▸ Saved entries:
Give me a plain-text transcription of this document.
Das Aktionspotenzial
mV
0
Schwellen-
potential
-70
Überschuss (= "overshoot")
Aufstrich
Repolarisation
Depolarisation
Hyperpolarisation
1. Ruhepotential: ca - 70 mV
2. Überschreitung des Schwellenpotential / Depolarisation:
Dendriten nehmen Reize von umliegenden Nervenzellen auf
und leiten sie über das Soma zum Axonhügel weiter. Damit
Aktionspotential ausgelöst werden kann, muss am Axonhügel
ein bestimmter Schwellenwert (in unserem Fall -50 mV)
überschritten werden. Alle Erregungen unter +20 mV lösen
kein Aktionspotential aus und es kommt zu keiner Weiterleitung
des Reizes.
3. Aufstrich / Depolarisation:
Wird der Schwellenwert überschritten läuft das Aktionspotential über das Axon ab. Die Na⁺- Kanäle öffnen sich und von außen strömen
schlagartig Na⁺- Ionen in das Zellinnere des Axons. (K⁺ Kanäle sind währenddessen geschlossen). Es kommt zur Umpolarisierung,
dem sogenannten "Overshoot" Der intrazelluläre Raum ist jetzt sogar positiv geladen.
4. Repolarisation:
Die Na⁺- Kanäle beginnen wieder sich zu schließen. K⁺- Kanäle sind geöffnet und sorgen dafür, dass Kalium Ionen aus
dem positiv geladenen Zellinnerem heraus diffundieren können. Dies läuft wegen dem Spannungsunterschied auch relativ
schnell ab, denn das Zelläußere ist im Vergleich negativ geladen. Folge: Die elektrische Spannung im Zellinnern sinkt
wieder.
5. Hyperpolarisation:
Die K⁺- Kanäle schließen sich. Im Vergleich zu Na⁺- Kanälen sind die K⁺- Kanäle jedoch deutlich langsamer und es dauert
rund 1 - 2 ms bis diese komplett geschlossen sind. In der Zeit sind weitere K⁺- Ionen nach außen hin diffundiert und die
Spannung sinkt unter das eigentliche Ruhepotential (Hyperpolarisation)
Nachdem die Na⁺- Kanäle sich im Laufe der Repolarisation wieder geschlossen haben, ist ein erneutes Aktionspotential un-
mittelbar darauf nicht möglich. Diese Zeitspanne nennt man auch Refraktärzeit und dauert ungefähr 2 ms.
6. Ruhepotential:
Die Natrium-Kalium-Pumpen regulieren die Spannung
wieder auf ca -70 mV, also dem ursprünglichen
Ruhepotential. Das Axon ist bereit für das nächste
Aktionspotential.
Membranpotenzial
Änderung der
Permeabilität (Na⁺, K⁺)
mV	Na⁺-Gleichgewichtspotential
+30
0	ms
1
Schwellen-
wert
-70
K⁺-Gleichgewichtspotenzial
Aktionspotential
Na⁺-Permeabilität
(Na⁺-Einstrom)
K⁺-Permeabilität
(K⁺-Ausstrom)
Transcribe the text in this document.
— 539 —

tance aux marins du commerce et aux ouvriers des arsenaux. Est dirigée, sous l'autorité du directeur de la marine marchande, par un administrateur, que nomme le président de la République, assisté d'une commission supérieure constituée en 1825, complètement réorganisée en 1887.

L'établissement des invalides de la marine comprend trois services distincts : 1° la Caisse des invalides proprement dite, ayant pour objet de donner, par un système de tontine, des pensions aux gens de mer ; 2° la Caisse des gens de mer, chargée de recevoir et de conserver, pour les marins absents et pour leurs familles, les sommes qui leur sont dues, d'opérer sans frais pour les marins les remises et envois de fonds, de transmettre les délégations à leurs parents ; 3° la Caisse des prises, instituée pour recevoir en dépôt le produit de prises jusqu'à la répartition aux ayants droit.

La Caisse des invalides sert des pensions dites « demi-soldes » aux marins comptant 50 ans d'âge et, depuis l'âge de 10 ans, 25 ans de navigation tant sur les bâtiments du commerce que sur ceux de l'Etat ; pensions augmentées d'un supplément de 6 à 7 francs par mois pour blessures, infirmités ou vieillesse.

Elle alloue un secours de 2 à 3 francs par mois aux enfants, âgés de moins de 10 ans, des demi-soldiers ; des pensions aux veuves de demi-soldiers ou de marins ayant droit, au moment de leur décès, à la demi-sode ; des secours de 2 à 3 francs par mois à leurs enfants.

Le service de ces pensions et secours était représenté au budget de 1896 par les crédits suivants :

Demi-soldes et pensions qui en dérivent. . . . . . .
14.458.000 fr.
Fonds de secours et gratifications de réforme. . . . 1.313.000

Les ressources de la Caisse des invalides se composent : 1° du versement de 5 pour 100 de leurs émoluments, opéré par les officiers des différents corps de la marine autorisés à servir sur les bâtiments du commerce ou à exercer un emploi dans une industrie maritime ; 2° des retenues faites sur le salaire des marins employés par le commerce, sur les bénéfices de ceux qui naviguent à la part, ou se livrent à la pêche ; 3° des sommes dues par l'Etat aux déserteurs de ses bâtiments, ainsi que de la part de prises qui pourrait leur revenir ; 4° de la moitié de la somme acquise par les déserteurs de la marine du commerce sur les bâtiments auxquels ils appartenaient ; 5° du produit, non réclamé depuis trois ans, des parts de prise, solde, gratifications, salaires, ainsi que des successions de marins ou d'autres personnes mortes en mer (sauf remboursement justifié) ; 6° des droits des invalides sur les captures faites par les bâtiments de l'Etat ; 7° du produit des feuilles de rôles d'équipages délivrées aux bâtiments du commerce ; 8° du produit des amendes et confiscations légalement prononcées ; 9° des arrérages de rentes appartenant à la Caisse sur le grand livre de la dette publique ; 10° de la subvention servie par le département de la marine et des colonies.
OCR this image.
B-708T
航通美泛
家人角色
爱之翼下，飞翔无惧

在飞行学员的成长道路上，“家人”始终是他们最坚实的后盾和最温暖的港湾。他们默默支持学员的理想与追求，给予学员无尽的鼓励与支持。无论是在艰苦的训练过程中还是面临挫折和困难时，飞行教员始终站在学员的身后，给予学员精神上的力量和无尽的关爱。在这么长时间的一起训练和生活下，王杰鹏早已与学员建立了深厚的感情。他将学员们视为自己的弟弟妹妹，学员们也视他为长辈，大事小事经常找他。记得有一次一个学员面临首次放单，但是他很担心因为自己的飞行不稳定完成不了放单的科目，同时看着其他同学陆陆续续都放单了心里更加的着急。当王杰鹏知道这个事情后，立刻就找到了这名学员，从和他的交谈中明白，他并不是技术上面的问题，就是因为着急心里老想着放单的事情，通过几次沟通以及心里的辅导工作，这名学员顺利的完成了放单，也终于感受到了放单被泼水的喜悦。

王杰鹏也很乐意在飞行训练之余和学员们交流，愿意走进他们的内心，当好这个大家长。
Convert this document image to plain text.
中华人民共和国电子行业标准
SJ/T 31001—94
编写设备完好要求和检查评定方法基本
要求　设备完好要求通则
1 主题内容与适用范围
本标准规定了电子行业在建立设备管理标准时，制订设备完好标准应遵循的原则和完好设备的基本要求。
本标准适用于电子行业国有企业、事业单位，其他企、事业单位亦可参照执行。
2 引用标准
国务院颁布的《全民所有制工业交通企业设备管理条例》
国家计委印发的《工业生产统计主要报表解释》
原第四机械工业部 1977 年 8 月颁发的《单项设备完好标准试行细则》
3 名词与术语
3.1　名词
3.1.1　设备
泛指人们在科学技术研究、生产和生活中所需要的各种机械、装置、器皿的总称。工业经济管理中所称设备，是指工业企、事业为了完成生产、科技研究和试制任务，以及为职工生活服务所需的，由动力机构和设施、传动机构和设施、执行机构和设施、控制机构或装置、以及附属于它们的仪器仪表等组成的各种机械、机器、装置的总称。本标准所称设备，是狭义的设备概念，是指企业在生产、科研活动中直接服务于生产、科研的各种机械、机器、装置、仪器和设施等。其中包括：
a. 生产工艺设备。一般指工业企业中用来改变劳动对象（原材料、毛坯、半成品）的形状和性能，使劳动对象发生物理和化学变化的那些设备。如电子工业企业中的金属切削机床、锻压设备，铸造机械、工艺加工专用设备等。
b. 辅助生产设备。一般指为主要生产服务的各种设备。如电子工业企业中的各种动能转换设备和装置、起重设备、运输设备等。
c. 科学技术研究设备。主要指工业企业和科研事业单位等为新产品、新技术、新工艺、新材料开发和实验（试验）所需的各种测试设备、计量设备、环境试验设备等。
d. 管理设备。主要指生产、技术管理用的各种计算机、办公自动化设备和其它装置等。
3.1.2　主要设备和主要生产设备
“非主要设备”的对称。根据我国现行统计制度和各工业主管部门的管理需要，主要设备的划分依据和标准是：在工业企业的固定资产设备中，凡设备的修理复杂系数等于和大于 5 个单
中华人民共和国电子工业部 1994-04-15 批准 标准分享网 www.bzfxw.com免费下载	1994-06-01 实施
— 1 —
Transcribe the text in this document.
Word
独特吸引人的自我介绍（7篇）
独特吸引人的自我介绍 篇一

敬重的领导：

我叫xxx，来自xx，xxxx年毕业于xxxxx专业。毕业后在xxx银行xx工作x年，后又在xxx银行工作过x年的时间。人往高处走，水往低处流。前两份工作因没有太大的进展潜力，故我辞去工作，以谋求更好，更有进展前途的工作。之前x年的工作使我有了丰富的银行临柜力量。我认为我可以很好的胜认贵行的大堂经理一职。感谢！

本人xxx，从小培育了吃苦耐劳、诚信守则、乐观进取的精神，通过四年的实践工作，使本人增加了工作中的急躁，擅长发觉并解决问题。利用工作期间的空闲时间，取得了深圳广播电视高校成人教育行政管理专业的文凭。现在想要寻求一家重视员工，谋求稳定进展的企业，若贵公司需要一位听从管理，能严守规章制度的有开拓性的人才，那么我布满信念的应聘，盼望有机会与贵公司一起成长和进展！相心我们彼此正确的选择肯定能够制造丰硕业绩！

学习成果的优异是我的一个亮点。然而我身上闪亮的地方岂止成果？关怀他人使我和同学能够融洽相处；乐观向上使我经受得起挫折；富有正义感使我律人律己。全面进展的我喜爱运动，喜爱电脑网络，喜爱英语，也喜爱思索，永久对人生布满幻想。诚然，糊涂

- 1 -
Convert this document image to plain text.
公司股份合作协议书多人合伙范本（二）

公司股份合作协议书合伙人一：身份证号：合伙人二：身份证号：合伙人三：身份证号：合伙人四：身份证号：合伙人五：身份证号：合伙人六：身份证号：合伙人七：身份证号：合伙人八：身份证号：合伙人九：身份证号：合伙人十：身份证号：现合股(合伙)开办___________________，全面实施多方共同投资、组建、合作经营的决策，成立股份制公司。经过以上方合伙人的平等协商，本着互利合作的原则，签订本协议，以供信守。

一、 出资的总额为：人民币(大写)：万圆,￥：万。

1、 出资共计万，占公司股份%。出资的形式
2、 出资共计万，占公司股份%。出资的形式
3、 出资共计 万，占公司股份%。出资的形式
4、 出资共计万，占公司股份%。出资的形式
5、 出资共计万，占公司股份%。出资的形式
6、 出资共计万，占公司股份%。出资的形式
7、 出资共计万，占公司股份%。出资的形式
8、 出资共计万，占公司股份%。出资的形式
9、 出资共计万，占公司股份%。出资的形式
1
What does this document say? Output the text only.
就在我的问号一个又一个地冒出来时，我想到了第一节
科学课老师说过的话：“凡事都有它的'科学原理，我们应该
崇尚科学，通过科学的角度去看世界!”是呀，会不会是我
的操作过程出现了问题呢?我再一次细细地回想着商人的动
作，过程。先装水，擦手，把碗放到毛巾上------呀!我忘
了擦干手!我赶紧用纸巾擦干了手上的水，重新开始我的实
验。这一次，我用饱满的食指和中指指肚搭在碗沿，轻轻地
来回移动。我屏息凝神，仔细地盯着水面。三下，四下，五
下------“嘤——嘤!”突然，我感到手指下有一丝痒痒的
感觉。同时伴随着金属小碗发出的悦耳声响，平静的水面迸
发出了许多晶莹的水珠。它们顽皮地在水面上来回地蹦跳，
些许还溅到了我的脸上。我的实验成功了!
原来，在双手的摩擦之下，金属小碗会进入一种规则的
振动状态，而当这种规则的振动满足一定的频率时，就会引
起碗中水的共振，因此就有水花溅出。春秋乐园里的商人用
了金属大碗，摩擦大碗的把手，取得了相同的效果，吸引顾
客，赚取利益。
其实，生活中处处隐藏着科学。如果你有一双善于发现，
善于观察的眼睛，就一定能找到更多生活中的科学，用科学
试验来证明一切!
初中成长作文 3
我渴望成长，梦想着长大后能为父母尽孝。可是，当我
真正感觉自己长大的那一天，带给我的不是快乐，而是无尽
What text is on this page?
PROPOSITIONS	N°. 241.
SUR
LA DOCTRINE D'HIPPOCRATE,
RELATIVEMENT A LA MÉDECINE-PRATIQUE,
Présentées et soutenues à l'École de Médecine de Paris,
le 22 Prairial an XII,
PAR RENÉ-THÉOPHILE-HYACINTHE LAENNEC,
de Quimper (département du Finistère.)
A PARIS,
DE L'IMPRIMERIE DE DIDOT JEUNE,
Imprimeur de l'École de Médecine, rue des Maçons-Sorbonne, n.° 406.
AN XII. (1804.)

▸ To do: Of all the lines in the data above, state how many include "Etat". Say only the number.

▸ Written response: 2